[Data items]
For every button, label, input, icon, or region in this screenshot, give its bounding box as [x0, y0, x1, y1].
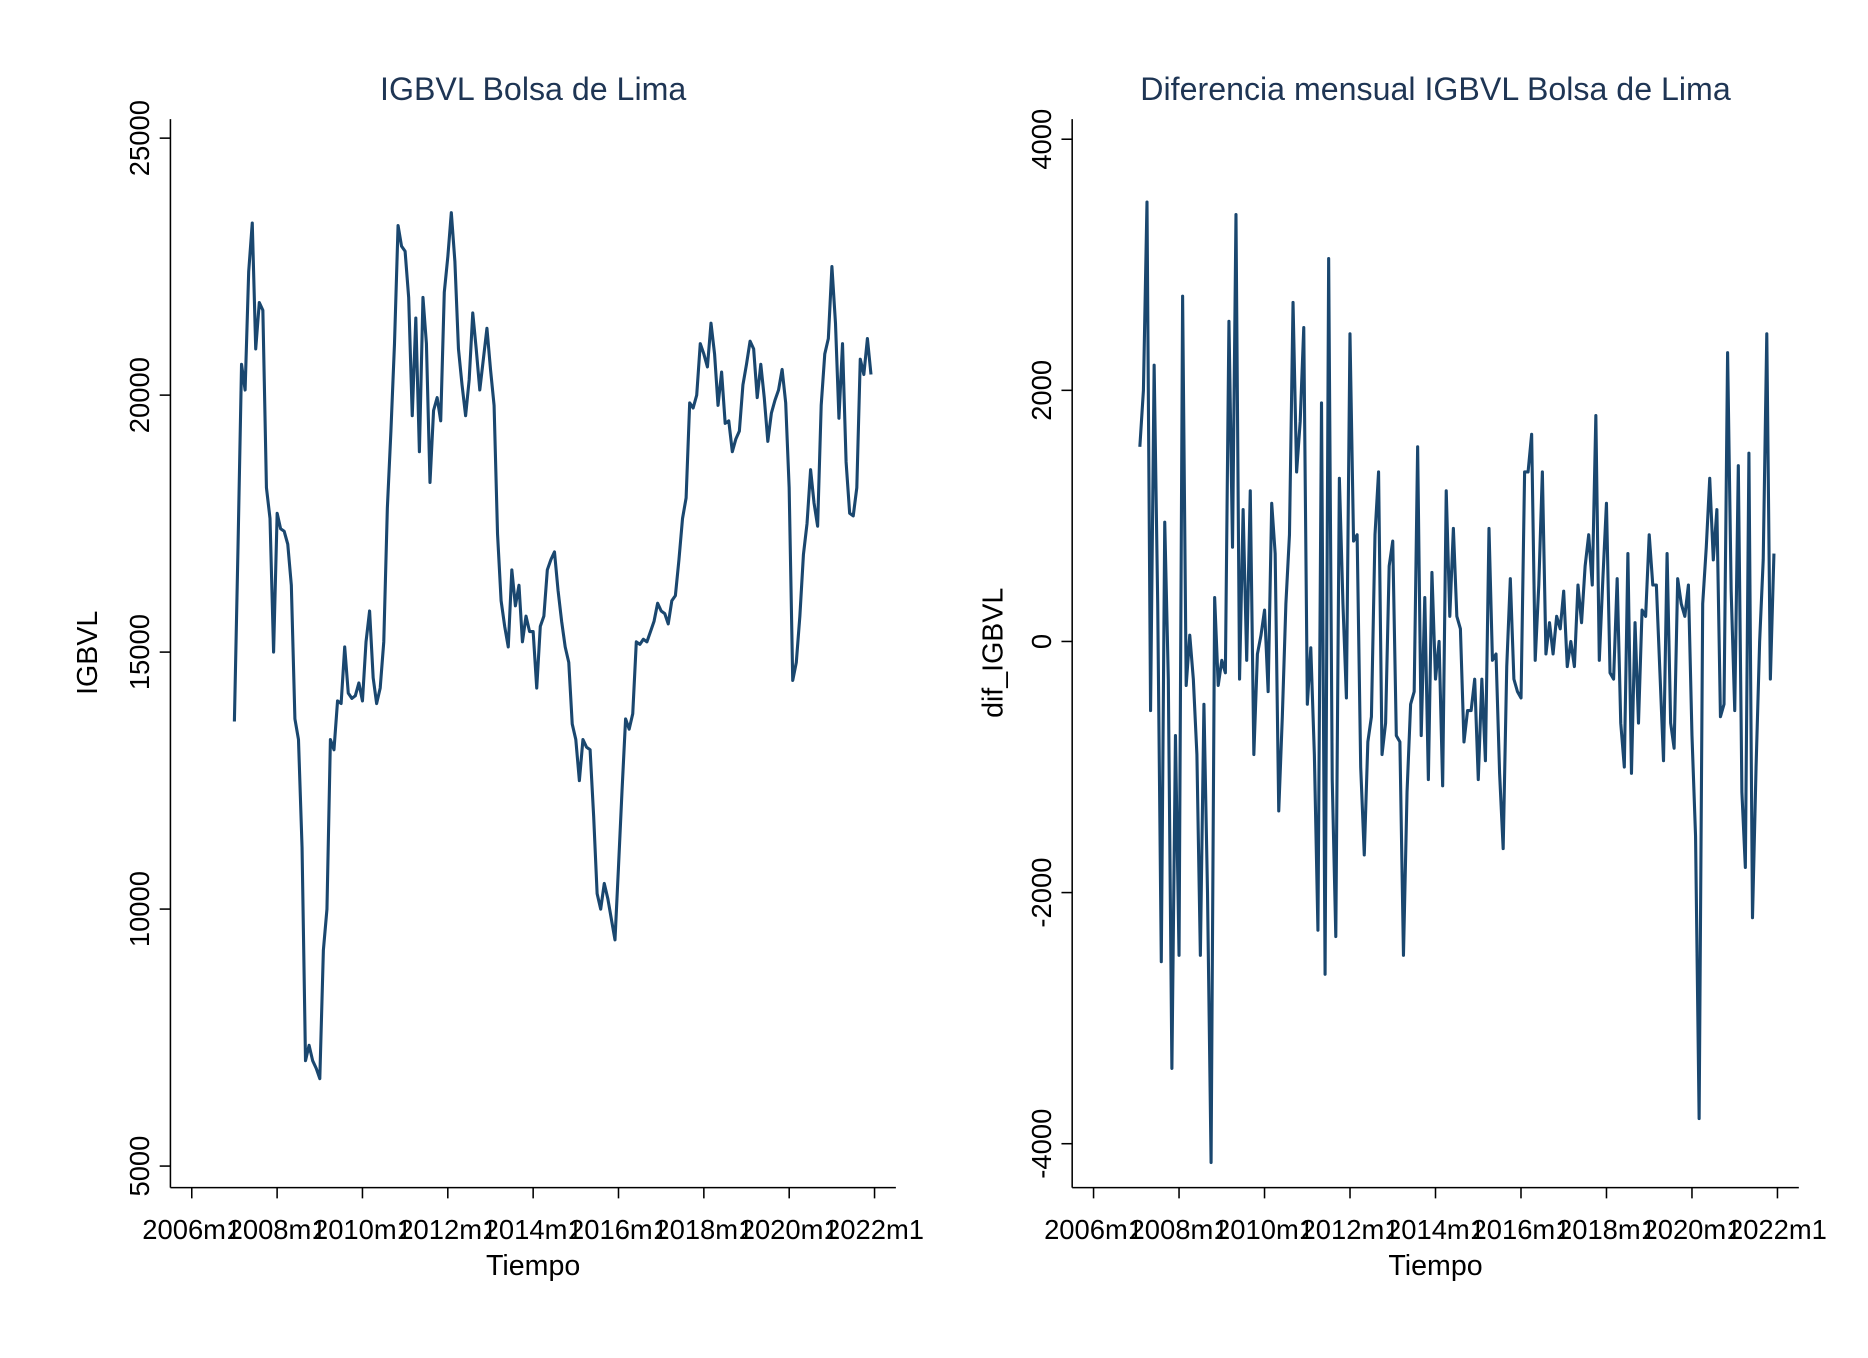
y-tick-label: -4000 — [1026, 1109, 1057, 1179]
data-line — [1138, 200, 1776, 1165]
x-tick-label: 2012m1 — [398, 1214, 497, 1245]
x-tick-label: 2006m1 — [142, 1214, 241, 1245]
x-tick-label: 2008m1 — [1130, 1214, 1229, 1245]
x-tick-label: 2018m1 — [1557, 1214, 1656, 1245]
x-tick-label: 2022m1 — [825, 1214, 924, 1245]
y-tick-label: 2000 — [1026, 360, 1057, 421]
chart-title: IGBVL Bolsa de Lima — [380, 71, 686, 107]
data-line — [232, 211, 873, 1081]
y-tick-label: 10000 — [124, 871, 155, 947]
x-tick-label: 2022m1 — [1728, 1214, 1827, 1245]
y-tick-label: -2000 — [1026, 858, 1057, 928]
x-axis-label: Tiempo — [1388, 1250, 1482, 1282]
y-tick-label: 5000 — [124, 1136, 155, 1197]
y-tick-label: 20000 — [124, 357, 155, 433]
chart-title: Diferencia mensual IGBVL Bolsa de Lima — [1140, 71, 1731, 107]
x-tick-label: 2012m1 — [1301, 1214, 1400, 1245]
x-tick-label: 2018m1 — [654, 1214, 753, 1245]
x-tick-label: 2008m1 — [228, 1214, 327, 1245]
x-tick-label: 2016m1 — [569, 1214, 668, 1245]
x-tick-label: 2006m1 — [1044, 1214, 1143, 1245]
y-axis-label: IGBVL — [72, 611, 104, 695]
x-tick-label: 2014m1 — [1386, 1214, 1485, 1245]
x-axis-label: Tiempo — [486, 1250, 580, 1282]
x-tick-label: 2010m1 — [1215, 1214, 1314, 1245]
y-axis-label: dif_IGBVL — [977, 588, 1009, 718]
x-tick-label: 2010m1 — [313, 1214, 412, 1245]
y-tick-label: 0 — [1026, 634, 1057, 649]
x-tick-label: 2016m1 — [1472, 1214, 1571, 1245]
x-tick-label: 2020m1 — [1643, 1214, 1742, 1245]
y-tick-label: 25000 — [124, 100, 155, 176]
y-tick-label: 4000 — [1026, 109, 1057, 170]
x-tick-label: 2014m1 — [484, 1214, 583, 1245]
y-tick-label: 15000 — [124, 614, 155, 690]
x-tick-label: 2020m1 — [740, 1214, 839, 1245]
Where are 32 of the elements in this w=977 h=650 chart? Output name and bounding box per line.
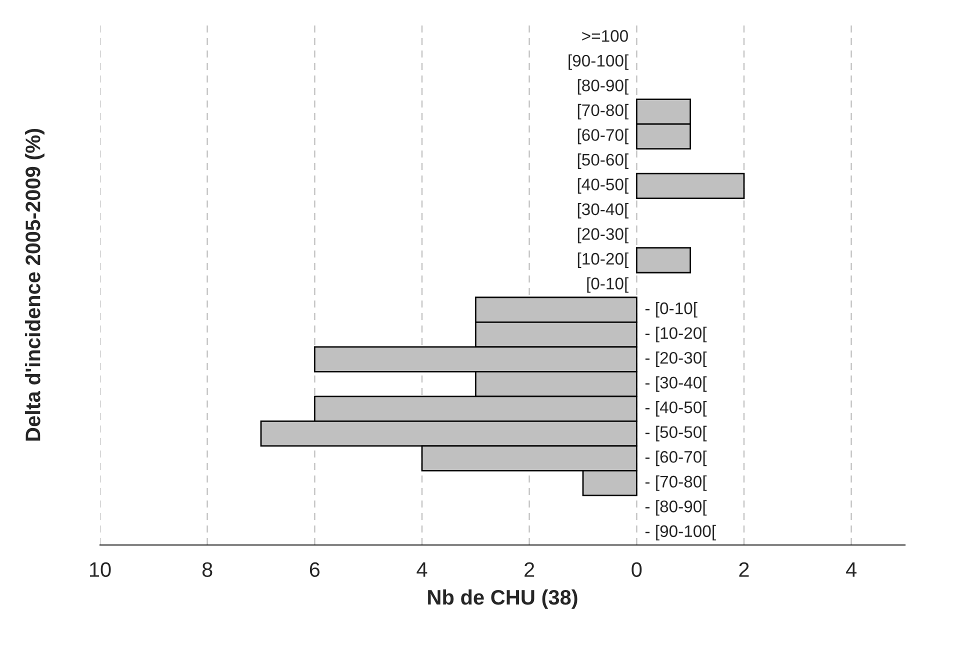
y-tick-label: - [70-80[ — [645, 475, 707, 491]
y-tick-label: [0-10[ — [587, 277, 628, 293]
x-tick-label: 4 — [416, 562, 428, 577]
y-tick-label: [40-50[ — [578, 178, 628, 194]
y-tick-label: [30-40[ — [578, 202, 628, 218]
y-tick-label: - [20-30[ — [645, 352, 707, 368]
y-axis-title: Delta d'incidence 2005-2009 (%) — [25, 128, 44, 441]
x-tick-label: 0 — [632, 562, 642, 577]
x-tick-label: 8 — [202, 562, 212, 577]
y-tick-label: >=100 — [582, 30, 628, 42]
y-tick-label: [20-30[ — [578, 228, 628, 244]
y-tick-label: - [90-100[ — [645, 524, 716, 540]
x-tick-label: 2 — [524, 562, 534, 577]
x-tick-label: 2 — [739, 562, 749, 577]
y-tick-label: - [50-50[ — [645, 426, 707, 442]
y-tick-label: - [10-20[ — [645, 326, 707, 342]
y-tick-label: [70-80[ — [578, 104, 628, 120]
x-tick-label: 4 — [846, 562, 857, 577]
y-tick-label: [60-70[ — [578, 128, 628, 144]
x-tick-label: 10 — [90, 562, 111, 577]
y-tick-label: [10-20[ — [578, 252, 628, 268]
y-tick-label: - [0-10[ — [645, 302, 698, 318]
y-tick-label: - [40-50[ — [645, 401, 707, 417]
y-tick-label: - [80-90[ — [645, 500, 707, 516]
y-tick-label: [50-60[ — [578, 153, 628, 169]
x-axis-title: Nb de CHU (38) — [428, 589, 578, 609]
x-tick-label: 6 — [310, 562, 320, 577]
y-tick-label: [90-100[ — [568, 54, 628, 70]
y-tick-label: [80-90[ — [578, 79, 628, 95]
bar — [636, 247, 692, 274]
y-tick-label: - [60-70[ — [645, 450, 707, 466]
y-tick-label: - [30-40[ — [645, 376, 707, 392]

* Problem:
Pick out each line of the listing above that contains the word "Tiempo", and copy those lines.

* Complete response:
x-axis-label: Tiempo — [1388, 1250, 1482, 1282]
x-axis-label: Tiempo — [486, 1250, 580, 1282]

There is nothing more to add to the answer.